• _TEXTE_:
Signé AMALRIC consul.
Teneur du decret et appoinlement de mondict Segneur.
Il est deffendu a tous gents de guerre comisseres et aultres
pretandants leur estre deub quelque chosse par les suppliantz
pour raison des contributions passees de les trobler
mollester ne rechercher leurs personnes ny biens moings
les-aupresser jusques a ce que aultrement en ait este par
nous ordonne a peine de desobeyssance et de perdre entièrement
leur pretandeu depte voilant que a ces fins le present
decret et sursoy soict signifie a tous quil appartiendra et
quil soit teneu la maing en lobservacion d'icelluy par le
sieur de Crottes auquel il est mande ainsin de fere.
Faict à Digne , le xvi novembre 1591.
Signé LA VALLETTE
REQUÊTE DU CONSUL AMALRIC A M. DE LAVALETTE ET RÉPONSE DU DUC
(13janvier1592).—Archives de Digne.
A Monseigneur de la Valette, admirai de France, gouverneur et lieutenant général pour le Roy au présent pais de Provance.

• _CONSIGNE_:
Reproduisez à l'identique le passage du texte qui commence par « Teneur du decret » et se termine par « ainsin de fere. ».

• _DONNÉES SOURCES_:
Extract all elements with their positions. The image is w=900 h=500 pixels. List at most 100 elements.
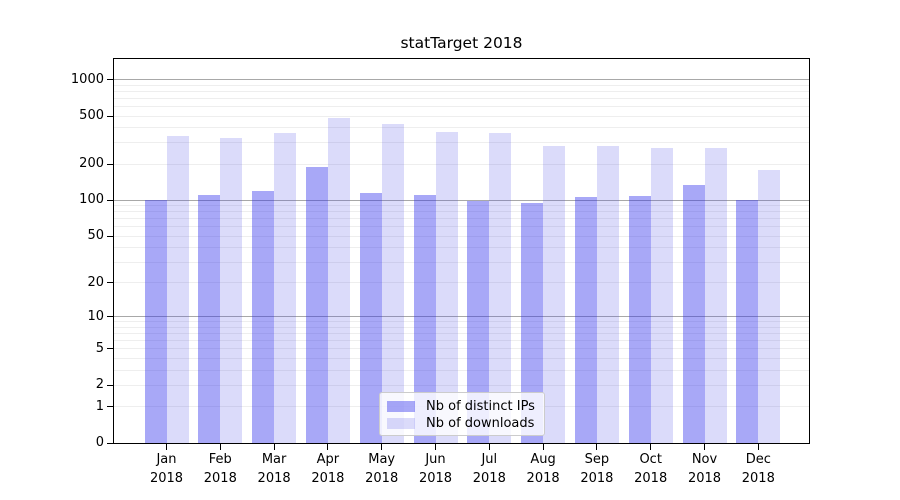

• _RÉPONSE ATTENDUE_:
Teneur du decret et appoinlement de mondict Segneur.
Il est deffendu a tous gents de guerre comisseres et aultres
pretandants leur estre deub quelque chosse par les suppliantz
pour raison des contributions passees de les trobler
mollester ne rechercher leurs personnes ny biens moings
les-aupresser jusques a ce que aultrement en ait este par
nous ordonne a peine de desobeyssance et de perdre entièrement
leur pretandeu depte voilant que a ces fins le present
decret et sursoy soict signifie a tous quil appartiendra et
quil soit teneu la maing en lobservacion d'icelluy par le
sieur de Crottes auquel il est mande ainsin de fere.